Pick out all lines of the entries that include the word "Content" and copy them.

(Data records)
####################

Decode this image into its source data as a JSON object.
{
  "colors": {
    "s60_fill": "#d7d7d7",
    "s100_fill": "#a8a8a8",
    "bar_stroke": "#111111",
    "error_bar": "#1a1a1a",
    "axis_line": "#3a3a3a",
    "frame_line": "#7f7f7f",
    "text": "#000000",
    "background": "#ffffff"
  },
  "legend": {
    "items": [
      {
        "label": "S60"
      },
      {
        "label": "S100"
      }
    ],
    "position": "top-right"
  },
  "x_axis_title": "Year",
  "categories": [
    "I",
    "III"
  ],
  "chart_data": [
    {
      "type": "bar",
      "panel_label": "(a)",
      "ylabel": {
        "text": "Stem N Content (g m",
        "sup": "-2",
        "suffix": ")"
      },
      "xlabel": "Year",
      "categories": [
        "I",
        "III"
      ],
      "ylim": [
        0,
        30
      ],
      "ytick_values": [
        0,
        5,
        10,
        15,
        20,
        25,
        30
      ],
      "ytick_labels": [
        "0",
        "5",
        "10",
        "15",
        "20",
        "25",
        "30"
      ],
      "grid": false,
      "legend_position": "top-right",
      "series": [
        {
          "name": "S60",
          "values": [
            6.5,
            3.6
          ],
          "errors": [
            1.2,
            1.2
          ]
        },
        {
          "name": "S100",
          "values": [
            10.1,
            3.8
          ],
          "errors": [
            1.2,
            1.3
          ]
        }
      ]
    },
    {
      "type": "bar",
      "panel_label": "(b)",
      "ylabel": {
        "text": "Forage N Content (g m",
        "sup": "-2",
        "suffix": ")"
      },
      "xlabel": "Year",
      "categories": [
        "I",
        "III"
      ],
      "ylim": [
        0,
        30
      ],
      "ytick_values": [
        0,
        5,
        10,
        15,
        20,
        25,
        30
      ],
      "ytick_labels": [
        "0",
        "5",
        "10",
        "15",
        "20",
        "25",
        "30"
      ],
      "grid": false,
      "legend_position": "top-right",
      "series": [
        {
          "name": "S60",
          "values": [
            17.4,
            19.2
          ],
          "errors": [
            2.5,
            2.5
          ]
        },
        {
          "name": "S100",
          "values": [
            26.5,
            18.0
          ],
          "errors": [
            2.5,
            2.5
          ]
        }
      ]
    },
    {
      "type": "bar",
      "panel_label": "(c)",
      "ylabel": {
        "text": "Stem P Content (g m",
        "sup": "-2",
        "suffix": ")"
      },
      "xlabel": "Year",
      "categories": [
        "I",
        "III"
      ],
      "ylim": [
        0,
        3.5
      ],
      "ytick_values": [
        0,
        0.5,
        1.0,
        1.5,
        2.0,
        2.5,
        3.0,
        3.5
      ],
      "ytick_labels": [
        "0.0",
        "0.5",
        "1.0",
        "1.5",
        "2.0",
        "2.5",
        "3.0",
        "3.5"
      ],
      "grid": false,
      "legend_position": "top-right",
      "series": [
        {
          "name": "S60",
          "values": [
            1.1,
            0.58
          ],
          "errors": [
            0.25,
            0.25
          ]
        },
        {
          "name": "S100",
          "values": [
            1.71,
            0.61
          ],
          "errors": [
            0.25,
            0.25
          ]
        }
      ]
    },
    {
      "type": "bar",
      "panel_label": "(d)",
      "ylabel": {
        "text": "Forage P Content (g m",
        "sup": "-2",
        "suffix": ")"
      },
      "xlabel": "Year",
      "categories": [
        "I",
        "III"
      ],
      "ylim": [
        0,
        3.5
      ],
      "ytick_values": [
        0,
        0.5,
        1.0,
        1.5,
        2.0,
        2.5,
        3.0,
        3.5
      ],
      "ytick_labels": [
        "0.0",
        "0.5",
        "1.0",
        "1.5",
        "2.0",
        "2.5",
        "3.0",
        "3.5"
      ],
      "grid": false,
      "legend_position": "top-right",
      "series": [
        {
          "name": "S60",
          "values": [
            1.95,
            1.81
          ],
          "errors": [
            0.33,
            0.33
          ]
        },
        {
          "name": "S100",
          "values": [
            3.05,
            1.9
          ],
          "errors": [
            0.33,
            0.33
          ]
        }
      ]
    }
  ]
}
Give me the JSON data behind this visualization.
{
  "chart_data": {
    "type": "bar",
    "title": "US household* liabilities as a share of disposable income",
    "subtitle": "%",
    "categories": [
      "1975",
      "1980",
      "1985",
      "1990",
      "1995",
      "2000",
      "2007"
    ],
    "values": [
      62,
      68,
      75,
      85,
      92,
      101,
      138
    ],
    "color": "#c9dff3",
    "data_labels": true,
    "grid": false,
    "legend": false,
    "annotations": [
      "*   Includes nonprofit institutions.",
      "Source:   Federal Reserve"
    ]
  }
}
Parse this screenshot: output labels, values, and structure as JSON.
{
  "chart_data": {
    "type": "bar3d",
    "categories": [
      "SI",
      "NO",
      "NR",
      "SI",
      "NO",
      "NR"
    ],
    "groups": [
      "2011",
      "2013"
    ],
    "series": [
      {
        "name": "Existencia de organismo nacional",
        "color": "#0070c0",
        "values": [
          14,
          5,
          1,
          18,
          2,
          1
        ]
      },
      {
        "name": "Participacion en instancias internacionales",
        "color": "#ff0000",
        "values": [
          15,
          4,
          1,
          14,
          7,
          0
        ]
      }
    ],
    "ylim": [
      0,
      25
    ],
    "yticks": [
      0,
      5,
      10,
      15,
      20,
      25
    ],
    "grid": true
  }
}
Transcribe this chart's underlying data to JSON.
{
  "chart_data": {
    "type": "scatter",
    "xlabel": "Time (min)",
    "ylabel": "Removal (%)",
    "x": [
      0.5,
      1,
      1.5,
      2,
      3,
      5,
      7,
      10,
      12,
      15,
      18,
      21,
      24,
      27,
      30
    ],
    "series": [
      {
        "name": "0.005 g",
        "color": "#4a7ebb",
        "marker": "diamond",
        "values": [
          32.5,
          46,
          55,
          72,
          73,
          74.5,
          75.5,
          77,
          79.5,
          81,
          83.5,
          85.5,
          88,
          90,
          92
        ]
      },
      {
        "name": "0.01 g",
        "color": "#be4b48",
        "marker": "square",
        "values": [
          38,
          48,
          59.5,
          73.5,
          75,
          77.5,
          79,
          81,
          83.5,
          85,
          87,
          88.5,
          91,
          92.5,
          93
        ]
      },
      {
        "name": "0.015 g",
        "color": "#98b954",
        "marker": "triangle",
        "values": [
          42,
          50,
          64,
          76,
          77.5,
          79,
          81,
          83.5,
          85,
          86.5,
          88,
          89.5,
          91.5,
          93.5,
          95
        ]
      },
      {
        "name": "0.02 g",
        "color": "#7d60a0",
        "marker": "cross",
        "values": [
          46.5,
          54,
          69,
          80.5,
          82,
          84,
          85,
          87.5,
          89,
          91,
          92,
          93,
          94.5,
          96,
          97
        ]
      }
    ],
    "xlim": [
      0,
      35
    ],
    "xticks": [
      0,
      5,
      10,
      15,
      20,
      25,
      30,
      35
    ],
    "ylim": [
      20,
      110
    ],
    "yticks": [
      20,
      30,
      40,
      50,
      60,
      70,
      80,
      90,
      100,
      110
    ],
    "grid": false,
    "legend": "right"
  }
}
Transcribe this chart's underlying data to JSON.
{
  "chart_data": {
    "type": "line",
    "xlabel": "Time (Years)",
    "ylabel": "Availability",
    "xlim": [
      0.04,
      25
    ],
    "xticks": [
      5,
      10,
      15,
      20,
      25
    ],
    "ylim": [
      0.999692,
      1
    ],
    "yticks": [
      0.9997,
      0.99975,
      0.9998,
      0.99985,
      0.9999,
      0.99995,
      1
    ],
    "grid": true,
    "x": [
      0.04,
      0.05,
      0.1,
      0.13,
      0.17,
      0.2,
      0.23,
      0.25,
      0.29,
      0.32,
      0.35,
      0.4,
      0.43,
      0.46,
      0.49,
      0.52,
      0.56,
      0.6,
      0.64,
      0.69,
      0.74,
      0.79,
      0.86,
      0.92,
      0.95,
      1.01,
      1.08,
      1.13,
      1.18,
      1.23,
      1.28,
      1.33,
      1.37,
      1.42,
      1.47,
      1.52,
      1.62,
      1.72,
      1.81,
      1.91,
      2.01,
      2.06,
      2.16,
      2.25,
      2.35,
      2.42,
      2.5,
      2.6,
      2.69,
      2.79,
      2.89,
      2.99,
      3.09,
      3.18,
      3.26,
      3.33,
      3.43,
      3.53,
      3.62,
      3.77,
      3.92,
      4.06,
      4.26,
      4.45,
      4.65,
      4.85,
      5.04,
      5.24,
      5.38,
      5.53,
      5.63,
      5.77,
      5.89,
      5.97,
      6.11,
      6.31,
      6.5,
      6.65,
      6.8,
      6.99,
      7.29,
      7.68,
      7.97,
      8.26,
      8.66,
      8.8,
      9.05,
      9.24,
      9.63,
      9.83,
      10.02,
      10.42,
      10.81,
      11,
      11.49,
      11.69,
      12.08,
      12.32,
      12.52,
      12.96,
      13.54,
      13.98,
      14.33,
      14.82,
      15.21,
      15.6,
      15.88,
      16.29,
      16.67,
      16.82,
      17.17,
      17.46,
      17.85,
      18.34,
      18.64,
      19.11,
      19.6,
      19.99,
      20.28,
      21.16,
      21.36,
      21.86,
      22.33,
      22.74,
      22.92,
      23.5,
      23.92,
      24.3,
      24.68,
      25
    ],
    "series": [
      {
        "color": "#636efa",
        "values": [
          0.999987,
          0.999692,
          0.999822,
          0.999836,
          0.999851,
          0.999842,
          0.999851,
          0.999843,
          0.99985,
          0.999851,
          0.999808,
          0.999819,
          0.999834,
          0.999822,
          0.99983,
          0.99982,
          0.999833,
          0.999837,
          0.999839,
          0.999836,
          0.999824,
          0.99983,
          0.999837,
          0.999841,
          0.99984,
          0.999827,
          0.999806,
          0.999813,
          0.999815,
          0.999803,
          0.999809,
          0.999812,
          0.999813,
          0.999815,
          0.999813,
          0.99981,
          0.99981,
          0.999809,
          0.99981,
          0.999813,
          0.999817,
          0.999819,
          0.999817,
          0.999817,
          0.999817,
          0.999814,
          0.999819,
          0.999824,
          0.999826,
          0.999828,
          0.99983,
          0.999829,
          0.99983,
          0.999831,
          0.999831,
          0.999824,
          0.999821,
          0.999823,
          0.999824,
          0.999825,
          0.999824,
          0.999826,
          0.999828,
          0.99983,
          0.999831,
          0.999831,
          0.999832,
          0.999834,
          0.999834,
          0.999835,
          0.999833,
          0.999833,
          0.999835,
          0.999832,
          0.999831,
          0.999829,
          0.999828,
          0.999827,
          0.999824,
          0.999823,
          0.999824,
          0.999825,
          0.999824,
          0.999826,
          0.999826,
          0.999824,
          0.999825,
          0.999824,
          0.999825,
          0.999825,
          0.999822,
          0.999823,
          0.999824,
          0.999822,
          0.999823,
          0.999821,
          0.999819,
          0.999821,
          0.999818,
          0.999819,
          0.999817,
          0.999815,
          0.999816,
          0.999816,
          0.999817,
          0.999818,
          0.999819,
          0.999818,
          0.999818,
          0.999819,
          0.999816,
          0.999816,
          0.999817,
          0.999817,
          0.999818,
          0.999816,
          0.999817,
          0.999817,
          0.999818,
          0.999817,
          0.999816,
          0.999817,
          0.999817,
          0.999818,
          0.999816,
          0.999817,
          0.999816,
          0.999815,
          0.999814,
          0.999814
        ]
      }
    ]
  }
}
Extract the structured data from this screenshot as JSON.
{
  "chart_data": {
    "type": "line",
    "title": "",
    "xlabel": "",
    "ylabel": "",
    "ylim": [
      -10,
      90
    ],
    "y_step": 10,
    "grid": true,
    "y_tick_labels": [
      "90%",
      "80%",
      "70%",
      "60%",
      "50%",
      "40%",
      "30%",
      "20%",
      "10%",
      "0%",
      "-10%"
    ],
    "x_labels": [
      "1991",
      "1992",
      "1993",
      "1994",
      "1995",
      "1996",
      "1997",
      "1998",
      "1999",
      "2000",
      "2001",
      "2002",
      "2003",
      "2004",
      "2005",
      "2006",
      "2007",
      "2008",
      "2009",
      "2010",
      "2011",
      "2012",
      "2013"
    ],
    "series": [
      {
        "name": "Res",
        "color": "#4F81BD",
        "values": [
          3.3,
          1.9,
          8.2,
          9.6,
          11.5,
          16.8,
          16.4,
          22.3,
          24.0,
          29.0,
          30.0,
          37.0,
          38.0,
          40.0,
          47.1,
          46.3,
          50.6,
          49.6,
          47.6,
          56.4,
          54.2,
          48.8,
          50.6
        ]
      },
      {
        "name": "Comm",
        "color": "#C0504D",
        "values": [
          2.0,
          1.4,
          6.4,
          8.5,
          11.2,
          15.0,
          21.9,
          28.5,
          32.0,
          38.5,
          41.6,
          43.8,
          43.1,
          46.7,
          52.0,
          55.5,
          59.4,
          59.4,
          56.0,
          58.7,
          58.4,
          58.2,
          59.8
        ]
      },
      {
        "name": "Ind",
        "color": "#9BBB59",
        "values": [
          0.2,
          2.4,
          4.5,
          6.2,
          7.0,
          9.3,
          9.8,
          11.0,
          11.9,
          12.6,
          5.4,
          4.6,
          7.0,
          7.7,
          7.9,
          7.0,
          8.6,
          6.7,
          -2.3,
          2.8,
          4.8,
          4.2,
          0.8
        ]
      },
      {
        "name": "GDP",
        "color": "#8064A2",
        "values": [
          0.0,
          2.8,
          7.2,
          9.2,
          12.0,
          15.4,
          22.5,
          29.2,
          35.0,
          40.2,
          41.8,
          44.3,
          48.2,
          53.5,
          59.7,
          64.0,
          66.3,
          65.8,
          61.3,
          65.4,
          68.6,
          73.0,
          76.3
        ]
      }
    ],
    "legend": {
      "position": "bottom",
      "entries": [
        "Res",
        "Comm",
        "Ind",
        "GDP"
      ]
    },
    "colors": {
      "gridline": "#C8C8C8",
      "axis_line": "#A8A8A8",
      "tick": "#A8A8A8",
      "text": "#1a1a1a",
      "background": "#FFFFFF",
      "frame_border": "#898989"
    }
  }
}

####################

◆ **Solution to this task**:
        "text": "Stem N Content (g m",
        "text": "Forage N Content (g m",
        "text": "Stem P Content (g m",
        "text": "Forage P Content (g m",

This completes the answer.